>> begin Provided data

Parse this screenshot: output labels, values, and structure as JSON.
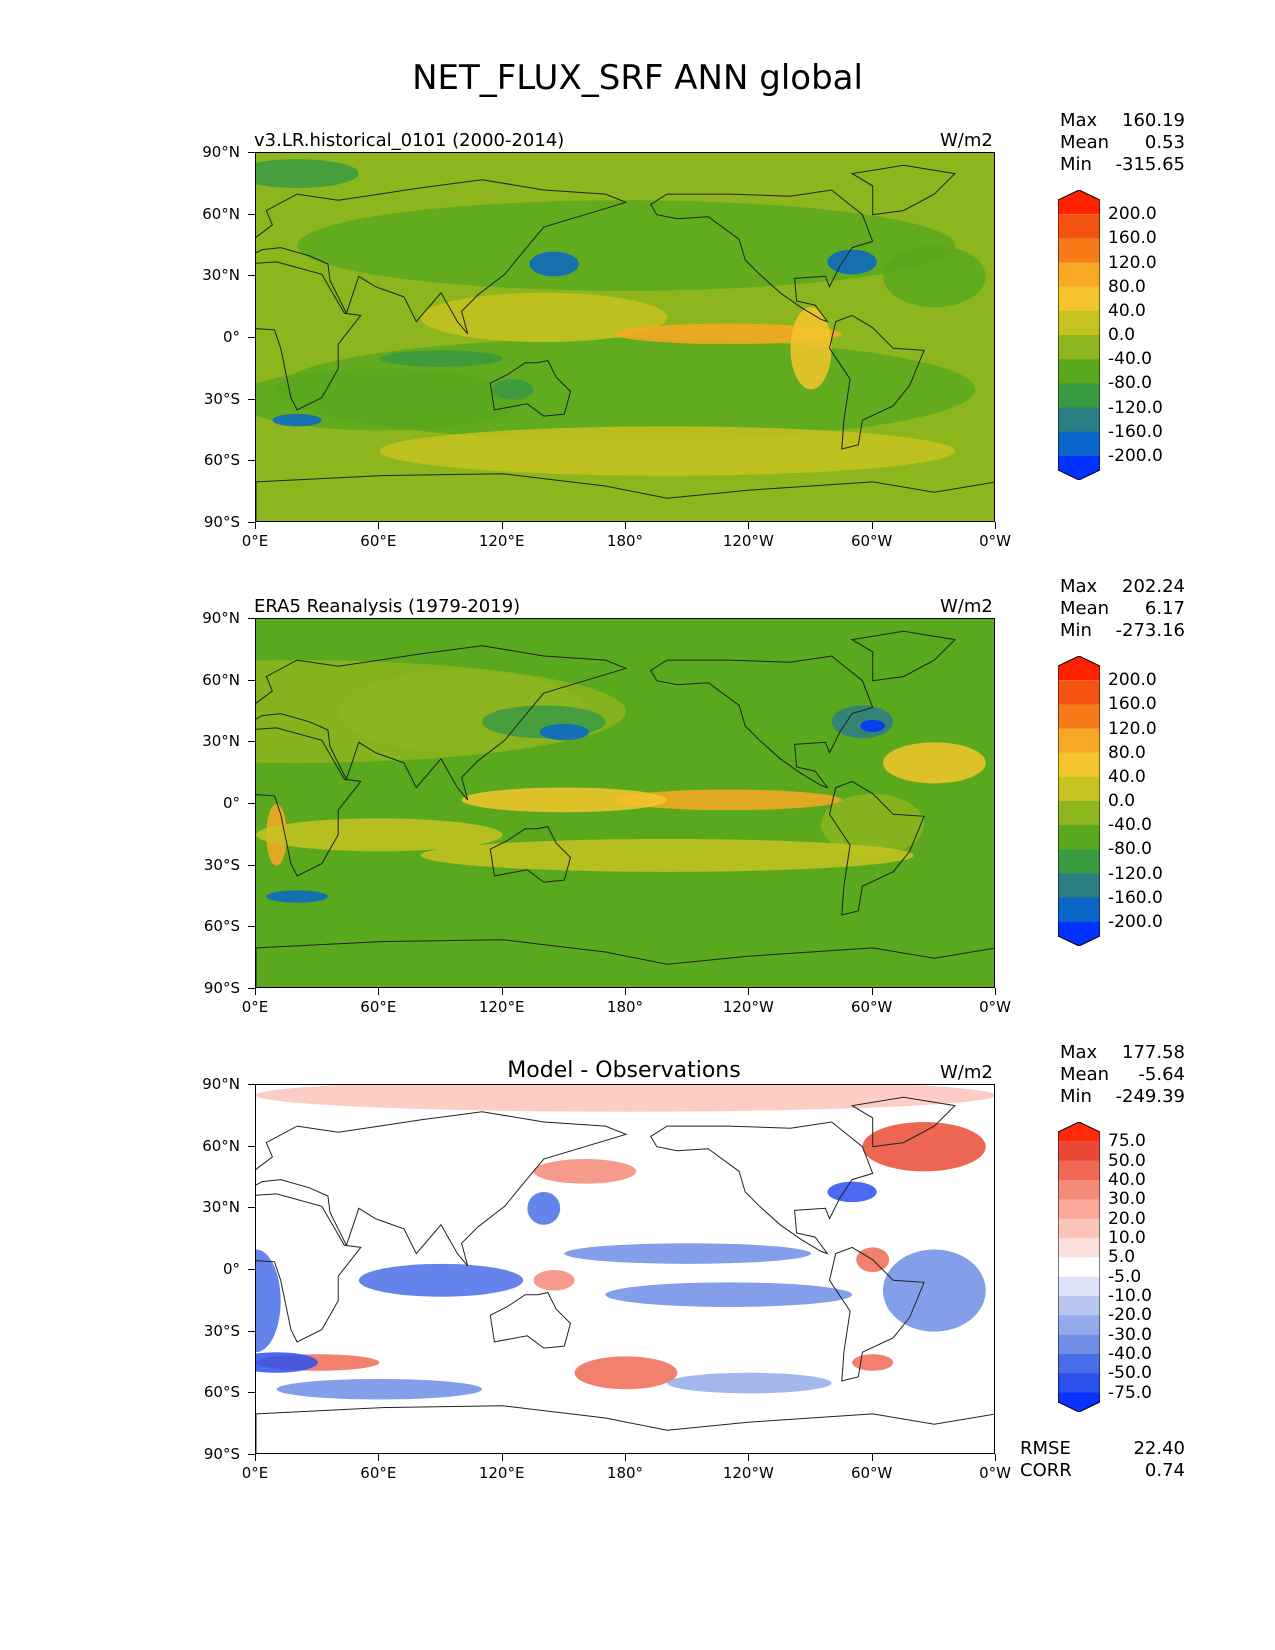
{
  "figure_title": "NET_FLUX_SRF ANN global",
  "lat_ticks": [
    "90°N",
    "60°N",
    "30°N",
    "0°",
    "30°S",
    "60°S",
    "90°S"
  ],
  "lon_ticks": [
    "0°E",
    "60°E",
    "120°E",
    "180°",
    "120°W",
    "60°W",
    "0°W"
  ],
  "colors": {
    "abs_levels": [
      "#0033ff",
      "#0a66c8",
      "#2b7f82",
      "#3a9a42",
      "#5aa81e",
      "#8cb51e",
      "#c5c320",
      "#f4c62c",
      "#f9a825",
      "#f77b18",
      "#f45210",
      "#ff2200"
    ],
    "diff_levels": [
      "#0a32ff",
      "#2a50ee",
      "#4a6ee8",
      "#6f8ee6",
      "#94aaea",
      "#b8c6f0",
      "#dde4f8",
      "#ffffff",
      "#fde0dc",
      "#fbc4bb",
      "#f9a89a",
      "#f48a78",
      "#ee6a55",
      "#ea4a35",
      "#ff2a0a"
    ]
  },
  "panels": [
    {
      "title": "v3.LR.historical_0101 (2000-2014)",
      "units": "W/m2",
      "stats": {
        "max_label": "Max",
        "max": "160.19",
        "mean_label": "Mean",
        "mean": "0.53",
        "min_label": "Min",
        "min": "-315.65"
      },
      "colorbar_labels": [
        "200.0",
        "160.0",
        "120.0",
        "80.0",
        "40.0",
        "0.0",
        "-40.0",
        "-80.0",
        "-120.0",
        "-160.0",
        "-200.0"
      ]
    },
    {
      "title": "ERA5 Reanalysis (1979-2019)",
      "units": "W/m2",
      "stats": {
        "max_label": "Max",
        "max": "202.24",
        "mean_label": "Mean",
        "mean": "6.17",
        "min_label": "Min",
        "min": "-273.16"
      },
      "colorbar_labels": [
        "200.0",
        "160.0",
        "120.0",
        "80.0",
        "40.0",
        "0.0",
        "-40.0",
        "-80.0",
        "-120.0",
        "-160.0",
        "-200.0"
      ]
    },
    {
      "title": "Model - Observations",
      "units": "W/m2",
      "stats": {
        "max_label": "Max",
        "max": "177.58",
        "mean_label": "Mean",
        "mean": "-5.64",
        "min_label": "Min",
        "min": "-249.39"
      },
      "colorbar_labels": [
        "75.0",
        "50.0",
        "40.0",
        "30.0",
        "20.0",
        "10.0",
        "5.0",
        "-5.0",
        "-10.0",
        "-20.0",
        "-30.0",
        "-40.0",
        "-50.0",
        "-75.0"
      ],
      "metrics": {
        "rmse_label": "RMSE",
        "rmse": "22.40",
        "corr_label": "CORR",
        "corr": "0.74"
      }
    }
  ],
  "chart_data": [
    {
      "type": "heatmap",
      "title": "v3.LR.historical_0101 (2000-2014)",
      "units": "W/m2",
      "x_ticks": [
        "0°E",
        "60°E",
        "120°E",
        "180°",
        "120°W",
        "60°W",
        "0°W"
      ],
      "y_ticks": [
        "90°N",
        "60°N",
        "30°N",
        "0°",
        "30°S",
        "60°S",
        "90°S"
      ],
      "colorbar": [
        200.0,
        160.0,
        120.0,
        80.0,
        40.0,
        0.0,
        -40.0,
        -80.0,
        -120.0,
        -160.0,
        -200.0
      ],
      "max": 160.19,
      "mean": 0.53,
      "min": -315.65
    },
    {
      "type": "heatmap",
      "title": "ERA5 Reanalysis (1979-2019)",
      "units": "W/m2",
      "x_ticks": [
        "0°E",
        "60°E",
        "120°E",
        "180°",
        "120°W",
        "60°W",
        "0°W"
      ],
      "y_ticks": [
        "90°N",
        "60°N",
        "30°N",
        "0°",
        "30°S",
        "60°S",
        "90°S"
      ],
      "colorbar": [
        200.0,
        160.0,
        120.0,
        80.0,
        40.0,
        0.0,
        -40.0,
        -80.0,
        -120.0,
        -160.0,
        -200.0
      ],
      "max": 202.24,
      "mean": 6.17,
      "min": -273.16
    },
    {
      "type": "heatmap",
      "title": "Model - Observations",
      "units": "W/m2",
      "x_ticks": [
        "0°E",
        "60°E",
        "120°E",
        "180°",
        "120°W",
        "60°W",
        "0°W"
      ],
      "y_ticks": [
        "90°N",
        "60°N",
        "30°N",
        "0°",
        "30°S",
        "60°S",
        "90°S"
      ],
      "colorbar": [
        75.0,
        50.0,
        40.0,
        30.0,
        20.0,
        10.0,
        5.0,
        -5.0,
        -10.0,
        -20.0,
        -30.0,
        -40.0,
        -50.0,
        -75.0
      ],
      "max": 177.58,
      "mean": -5.64,
      "min": -249.39,
      "rmse": 22.4,
      "corr": 0.74
    }
  ]
}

>> end Provided data

Do this:
Write every entry out again exactly, dropping the pictures.

Expected answer:
Parse this screenshot: output labels, values, and structure as JSON.
{
  "figure_title": "NET_FLUX_SRF ANN global",
  "lat_ticks": [
    "90°N",
    "60°N",
    "30°N",
    "0°",
    "30°S",
    "60°S",
    "90°S"
  ],
  "lon_ticks": [
    "0°E",
    "60°E",
    "120°E",
    "180°",
    "120°W",
    "60°W",
    "0°W"
  ],
  "colors": {
    "abs_levels": [
      "#0033ff",
      "#0a66c8",
      "#2b7f82",
      "#3a9a42",
      "#5aa81e",
      "#8cb51e",
      "#c5c320",
      "#f4c62c",
      "#f9a825",
      "#f77b18",
      "#f45210",
      "#ff2200"
    ],
    "diff_levels": [
      "#0a32ff",
      "#2a50ee",
      "#4a6ee8",
      "#6f8ee6",
      "#94aaea",
      "#b8c6f0",
      "#dde4f8",
      "#ffffff",
      "#fde0dc",
      "#fbc4bb",
      "#f9a89a",
      "#f48a78",
      "#ee6a55",
      "#ea4a35",
      "#ff2a0a"
    ]
  },
  "panels": [
    {
      "title": "v3.LR.historical_0101 (2000-2014)",
      "units": "W/m2",
      "stats": {
        "max_label": "Max",
        "max": "160.19",
        "mean_label": "Mean",
        "mean": "0.53",
        "min_label": "Min",
        "min": "-315.65"
      },
      "colorbar_labels": [
        "200.0",
        "160.0",
        "120.0",
        "80.0",
        "40.0",
        "0.0",
        "-40.0",
        "-80.0",
        "-120.0",
        "-160.0",
        "-200.0"
      ]
    },
    {
      "title": "ERA5 Reanalysis (1979-2019)",
      "units": "W/m2",
      "stats": {
        "max_label": "Max",
        "max": "202.24",
        "mean_label": "Mean",
        "mean": "6.17",
        "min_label": "Min",
        "min": "-273.16"
      },
      "colorbar_labels": [
        "200.0",
        "160.0",
        "120.0",
        "80.0",
        "40.0",
        "0.0",
        "-40.0",
        "-80.0",
        "-120.0",
        "-160.0",
        "-200.0"
      ]
    },
    {
      "title": "Model - Observations",
      "units": "W/m2",
      "stats": {
        "max_label": "Max",
        "max": "177.58",
        "mean_label": "Mean",
        "mean": "-5.64",
        "min_label": "Min",
        "min": "-249.39"
      },
      "colorbar_labels": [
        "75.0",
        "50.0",
        "40.0",
        "30.0",
        "20.0",
        "10.0",
        "5.0",
        "-5.0",
        "-10.0",
        "-20.0",
        "-30.0",
        "-40.0",
        "-50.0",
        "-75.0"
      ],
      "metrics": {
        "rmse_label": "RMSE",
        "rmse": "22.40",
        "corr_label": "CORR",
        "corr": "0.74"
      }
    }
  ],
  "chart_data": [
    {
      "type": "heatmap",
      "title": "v3.LR.historical_0101 (2000-2014)",
      "units": "W/m2",
      "x_ticks": [
        "0°E",
        "60°E",
        "120°E",
        "180°",
        "120°W",
        "60°W",
        "0°W"
      ],
      "y_ticks": [
        "90°N",
        "60°N",
        "30°N",
        "0°",
        "30°S",
        "60°S",
        "90°S"
      ],
      "colorbar": [
        200.0,
        160.0,
        120.0,
        80.0,
        40.0,
        0.0,
        -40.0,
        -80.0,
        -120.0,
        -160.0,
        -200.0
      ],
      "max": 160.19,
      "mean": 0.53,
      "min": -315.65
    },
    {
      "type": "heatmap",
      "title": "ERA5 Reanalysis (1979-2019)",
      "units": "W/m2",
      "x_ticks": [
        "0°E",
        "60°E",
        "120°E",
        "180°",
        "120°W",
        "60°W",
        "0°W"
      ],
      "y_ticks": [
        "90°N",
        "60°N",
        "30°N",
        "0°",
        "30°S",
        "60°S",
        "90°S"
      ],
      "colorbar": [
        200.0,
        160.0,
        120.0,
        80.0,
        40.0,
        0.0,
        -40.0,
        -80.0,
        -120.0,
        -160.0,
        -200.0
      ],
      "max": 202.24,
      "mean": 6.17,
      "min": -273.16
    },
    {
      "type": "heatmap",
      "title": "Model - Observations",
      "units": "W/m2",
      "x_ticks": [
        "0°E",
        "60°E",
        "120°E",
        "180°",
        "120°W",
        "60°W",
        "0°W"
      ],
      "y_ticks": [
        "90°N",
        "60°N",
        "30°N",
        "0°",
        "30°S",
        "60°S",
        "90°S"
      ],
      "colorbar": [
        75.0,
        50.0,
        40.0,
        30.0,
        20.0,
        10.0,
        5.0,
        -5.0,
        -10.0,
        -20.0,
        -30.0,
        -40.0,
        -50.0,
        -75.0
      ],
      "max": 177.58,
      "mean": -5.64,
      "min": -249.39,
      "rmse": 22.4,
      "corr": 0.74
    }
  ]
}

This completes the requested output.